=== Document extract ===
The owner of the Garden brought in many precious rocks from lake Taihu in the past, some of those rocks were very big, and others were quite small. It is said that those rocks were the remains of the Huashi Gang of the Song dynasty. The owner placed those beautiful rocks together as man-made hills to decorate the Garden. With those rare artificial hills, the park took on a fantastic view.

Additionally, the whole park were surrounded by different kinds of green trees. Inside the park, there were several flower houses built. A great variety of flowers were planted in those houses and they bloomed throughout the seasons. The whole park is filled with sweet fragrance . In spring, the rhododendron, the camellia and the jasmine were planted in the flower house; in summer, the broad-leaved epiphyllum, the lotus and the oleander, and so on, were planted in it; in autumn, the sweet-scented osmanthus and the chrysanthemum were cultivated in the flower rooms, besides the wintersweet and cypress which were cold-resistant were cultivated in winter. Inside the flower house were arranged small artificial hills, with a pool next to them, and springs would trickle down from the hills. It took on lively pictures.

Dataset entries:
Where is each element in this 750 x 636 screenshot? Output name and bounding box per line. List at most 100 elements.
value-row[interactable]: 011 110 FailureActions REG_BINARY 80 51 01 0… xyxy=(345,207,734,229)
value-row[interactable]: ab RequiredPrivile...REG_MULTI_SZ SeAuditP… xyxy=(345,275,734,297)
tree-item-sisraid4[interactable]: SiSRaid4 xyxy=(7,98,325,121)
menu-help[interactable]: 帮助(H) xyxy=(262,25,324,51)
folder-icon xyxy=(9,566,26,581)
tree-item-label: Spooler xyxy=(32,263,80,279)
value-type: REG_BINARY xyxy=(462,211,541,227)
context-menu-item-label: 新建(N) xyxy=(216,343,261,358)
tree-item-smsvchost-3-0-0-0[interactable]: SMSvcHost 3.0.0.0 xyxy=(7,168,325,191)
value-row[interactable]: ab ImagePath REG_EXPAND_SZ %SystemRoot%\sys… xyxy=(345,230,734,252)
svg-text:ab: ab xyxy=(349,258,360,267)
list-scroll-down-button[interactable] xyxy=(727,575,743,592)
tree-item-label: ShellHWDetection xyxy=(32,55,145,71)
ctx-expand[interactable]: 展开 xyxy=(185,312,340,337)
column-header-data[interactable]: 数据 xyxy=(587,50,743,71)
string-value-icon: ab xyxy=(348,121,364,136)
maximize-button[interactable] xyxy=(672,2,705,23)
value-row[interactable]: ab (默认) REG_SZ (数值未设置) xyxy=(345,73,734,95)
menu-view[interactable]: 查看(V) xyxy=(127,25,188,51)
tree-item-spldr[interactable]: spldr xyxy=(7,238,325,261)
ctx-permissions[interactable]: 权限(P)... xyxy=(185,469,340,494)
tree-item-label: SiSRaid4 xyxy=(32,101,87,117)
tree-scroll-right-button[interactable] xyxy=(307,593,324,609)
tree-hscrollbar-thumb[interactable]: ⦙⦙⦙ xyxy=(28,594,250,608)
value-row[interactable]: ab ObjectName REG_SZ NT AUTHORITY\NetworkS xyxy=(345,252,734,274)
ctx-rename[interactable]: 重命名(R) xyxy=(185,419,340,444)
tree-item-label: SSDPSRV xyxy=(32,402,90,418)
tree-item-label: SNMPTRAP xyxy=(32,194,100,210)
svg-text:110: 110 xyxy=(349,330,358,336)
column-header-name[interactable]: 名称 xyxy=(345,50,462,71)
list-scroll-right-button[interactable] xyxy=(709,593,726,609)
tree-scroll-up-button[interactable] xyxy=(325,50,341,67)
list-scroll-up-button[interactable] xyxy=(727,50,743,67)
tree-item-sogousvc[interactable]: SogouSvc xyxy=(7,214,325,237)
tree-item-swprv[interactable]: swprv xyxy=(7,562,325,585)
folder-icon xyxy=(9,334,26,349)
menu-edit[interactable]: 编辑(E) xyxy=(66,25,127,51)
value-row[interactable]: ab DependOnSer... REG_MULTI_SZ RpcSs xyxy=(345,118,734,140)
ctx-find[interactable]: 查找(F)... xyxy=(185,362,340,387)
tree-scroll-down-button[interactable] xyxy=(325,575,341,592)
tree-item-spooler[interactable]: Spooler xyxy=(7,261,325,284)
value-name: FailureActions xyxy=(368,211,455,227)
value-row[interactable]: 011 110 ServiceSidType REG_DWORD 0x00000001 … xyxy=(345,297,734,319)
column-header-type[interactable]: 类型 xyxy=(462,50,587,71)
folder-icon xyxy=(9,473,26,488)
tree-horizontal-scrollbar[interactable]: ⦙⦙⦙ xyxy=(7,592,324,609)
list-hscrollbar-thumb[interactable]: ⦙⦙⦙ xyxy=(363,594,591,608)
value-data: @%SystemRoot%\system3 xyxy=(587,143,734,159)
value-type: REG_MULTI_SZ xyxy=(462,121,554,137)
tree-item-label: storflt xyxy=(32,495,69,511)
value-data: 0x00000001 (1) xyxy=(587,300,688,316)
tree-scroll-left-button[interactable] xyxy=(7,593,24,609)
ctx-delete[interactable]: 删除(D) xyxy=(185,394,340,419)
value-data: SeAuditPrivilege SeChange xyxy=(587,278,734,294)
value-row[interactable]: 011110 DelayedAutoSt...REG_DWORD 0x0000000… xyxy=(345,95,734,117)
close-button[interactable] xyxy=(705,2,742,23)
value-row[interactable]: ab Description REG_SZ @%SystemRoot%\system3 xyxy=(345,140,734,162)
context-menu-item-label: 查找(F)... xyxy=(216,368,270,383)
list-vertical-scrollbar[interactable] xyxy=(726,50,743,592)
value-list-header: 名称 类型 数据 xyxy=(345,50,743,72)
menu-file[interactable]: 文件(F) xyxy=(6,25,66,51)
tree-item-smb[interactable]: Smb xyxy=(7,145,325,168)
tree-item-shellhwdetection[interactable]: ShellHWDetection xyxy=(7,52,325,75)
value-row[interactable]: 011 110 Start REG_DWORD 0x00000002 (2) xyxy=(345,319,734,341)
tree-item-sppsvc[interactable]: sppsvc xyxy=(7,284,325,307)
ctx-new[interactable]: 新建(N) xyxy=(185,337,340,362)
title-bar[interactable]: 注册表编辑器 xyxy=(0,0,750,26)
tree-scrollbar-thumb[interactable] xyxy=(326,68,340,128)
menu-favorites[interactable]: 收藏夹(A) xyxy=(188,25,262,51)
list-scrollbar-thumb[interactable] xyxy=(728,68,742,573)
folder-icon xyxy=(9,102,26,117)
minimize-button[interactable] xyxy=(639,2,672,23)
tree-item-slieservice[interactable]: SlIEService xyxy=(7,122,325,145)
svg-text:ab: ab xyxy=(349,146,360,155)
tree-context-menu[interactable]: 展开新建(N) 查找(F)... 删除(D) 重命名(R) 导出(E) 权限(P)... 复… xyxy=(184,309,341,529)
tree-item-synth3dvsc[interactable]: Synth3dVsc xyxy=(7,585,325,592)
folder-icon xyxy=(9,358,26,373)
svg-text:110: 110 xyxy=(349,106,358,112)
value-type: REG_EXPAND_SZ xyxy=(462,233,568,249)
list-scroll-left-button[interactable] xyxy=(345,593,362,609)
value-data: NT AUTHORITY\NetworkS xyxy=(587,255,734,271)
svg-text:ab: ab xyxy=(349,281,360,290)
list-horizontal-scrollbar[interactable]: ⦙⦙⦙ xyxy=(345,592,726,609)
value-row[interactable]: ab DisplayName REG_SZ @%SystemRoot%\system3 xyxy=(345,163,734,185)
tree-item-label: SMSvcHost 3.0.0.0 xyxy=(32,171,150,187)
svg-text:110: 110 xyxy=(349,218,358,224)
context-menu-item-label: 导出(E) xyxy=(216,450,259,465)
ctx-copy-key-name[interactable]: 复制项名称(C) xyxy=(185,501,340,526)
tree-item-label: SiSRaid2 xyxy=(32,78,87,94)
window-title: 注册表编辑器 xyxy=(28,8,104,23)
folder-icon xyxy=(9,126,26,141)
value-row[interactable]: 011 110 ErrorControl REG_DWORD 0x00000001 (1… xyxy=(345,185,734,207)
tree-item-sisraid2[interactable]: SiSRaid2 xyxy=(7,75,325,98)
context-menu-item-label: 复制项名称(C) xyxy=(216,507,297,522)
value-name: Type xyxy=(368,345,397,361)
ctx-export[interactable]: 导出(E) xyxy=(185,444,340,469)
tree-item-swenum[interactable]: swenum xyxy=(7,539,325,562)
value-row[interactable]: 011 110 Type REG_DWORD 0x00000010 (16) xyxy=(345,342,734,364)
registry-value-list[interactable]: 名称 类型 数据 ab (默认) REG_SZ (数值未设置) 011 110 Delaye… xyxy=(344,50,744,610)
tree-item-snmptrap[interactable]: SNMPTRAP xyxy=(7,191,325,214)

=== Exercise A ===
Reproduce the passage about the garden from "Additionally, the whole" up to and including "on lively pictures.".
=== Exercise B ===
According to the passage about the garden, which plants were cultivated in the flower rooms in autumn?
=== Exercise C ===
Continue the passage about the garden from where it stops.

=== Result A ===
Additionally, the whole park were surrounded by different kinds of green trees. Inside the park, there were several flower houses built. A great variety of flowers were planted in those houses and they bloomed throughout the seasons. The whole park is filled with sweet fragrance . In spring, the rhododendron, the camellia and the jasmine were planted in the flower house; in summer, the broad-leaved epiphyllum, the lotus and the oleander, and so on, were planted in it; in autumn, the sweet-scented osmanthus and the chrysanthemum were cultivated in the flower rooms, besides the wintersweet and cypress which were cold-resistant were cultivated in winter. Inside the flower house were arranged small artificial hills, with a pool next to them, and springs would trickle down from the hills. It took on lively pictures.

=== Result B ===
The sweet-scented osmanthus and the chrysanthemum.

=== Result C ===
However, in the late Ming dynasty and early Qing dynasty, the park has Ying garden and Jiufeng garden. After the war, it was badly destroyed. At the beginning of the 1990s, the main problems of Hehua pond park surroundings are "dirty, disorder, low and wet".

== Reconstruction ==
In order to improve the environment, the city government decided to use the advantages of the Hehua pond's topography for the construction of the whole park. In 1981, the water park was being built at the north of Hehua pond, namely Hehuachi Park. A few years later, the classical styles of garden group, such as Yanchi Ranhan and Jiufeng Stone, together with the revetments of Hehua pond and outdoor swimming pool were finished. It looked like a half-bird. In 1997, the park was completely opened to the public. The reconstruction of park changed greatly to the southwest appearance of the city. The park has become an ideal place for leisure, entertainment and exercise site for people there.